En el ámbito del Derecho
mercantil existían los tribunales de comercio para juzgar todas las materias
que le concernieran y su jurisprudencia fue la primera en reconocer que solus
consensus obligat (‘basta el acuerdo para obligar’). Por las exigencias del
tráfico mercantil, no se podía vincular la eficacia jurídica de los pactos al
cumplimiento de ciertas formalidades y por ello es claro que en esta rama del
Derecho se comenzara a admitir la eficacia de los simples pactos.
En la edad moderna, los
teóricos del Derecho natural, que en cierta medida secularizaron las ideas
previas al Derecho canónico, admitieron sin reserva la voluntad como fuente de
obligaciones. Fue Hugo Grocio quien en su obra De iure bello a.C. pacis
fundó todo su sistema en la “necesidad de cumplir las propias promesas”.
Aparece por tanto el contrato como categoría donde el pilar básico es la simple
voluntad de obligarse. Estas ideas se mostraron en consonancia con el
pensamiento individualista y revolucionario de todos los juristas que
influyeron en la redacción del Código de Napoleón (1804), como Domat o Pothier.
Hemos de recordar que en esta época el contrato era una institución tan
valorada, que incluso se situaba en el fundamento constitutivo de la sociedad
política (el contrato social) o se hablaba del matrimonio como contrato
matrimonial. Fruto de todas estas influencias, el artículo 1134 de dicho Código
afirma: “las convenciones formuladas conforme a las exigencias de la legalidad
adquieren fuerza de ley entre las partes”. Este artículo supone una definición
de la moderna categoría del contrato, que además gozaba de grandes virtudes
para los revolucionarios, pues rompía obstáculos para la contratación del
Antiguo Régimen y favorecía a la clase en ascenso, la burguesía, reforzando la
dinámica del desarrollo industrial. De este modo se llegó al concepto de
contrato hoy vigente que ha pasado a todos los códigos modernos y que puede
sintetizarse con palabras sencillas en la fórmula antes citada: acuerdo de
voluntades destinado a producir efectos jurídicos.

• _Lista de tareas_
**1.** Según el pasaje sobre la historia del contrato, ¿a qué clase en ascenso favorecía la moderna categoría del contrato?
**2.** Continúa el pasaje sobre la historia del contrato a partir de su última oración.

• _Datos proporcionados_
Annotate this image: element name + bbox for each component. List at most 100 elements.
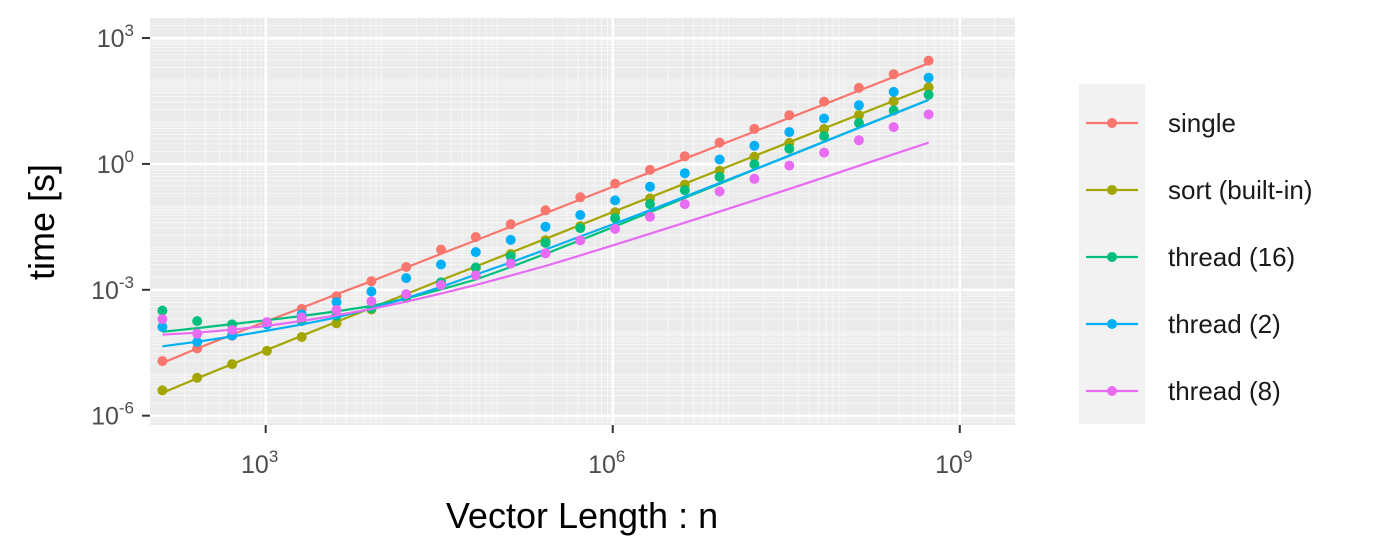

• _Resultados del ejercicio_
**1.** A la burguesía.

**2.**
En la actualidad se habla
de la crisis de la figura del contrato, o más bien, de la crisis de los
presupuestos que originaron el contrato. De hecho, el acuerdo que representa la
base del contrato, se suponía que debía tener lugar entre voluntades libres e
iguales, lo cual no es del todo cierto hoy en día. La realidad social muestra
que la libertad, a la hora de contratar, no existe o está muy limitada en casos.
Por ejemplo, en los contratos de suministros de gas, agua, electricidad, en los
que es habitual que operen compañías en régimen de monopolio, o en otros, donde
solo se alcanza una cierta capacidad para elegir entre unos muy reducidos
oferentes (por ejemplo, las compañías aéreas). Por otro lado, la igualdad no
existe tampoco entre un empleador y alguien que necesita trabajar para ganar su
sustento o entre un banco y una persona necesitada de un préstamo. De todo ello
se deduce que si bien la figura general del contrato sigue vigente, se han
creado otras modalidades de acuerdo como son los contratos en masa, forzosos,
normados o normativos. También los legisladores han acogido esta problemática
dictando leyes que en muchos aspectos limitan la antigua autonomía contractual
donde sólo la voluntad dictaba el contenido de los pactos y compromisos, como
las leyes en defensa de la competencia o las de protección de consumidores.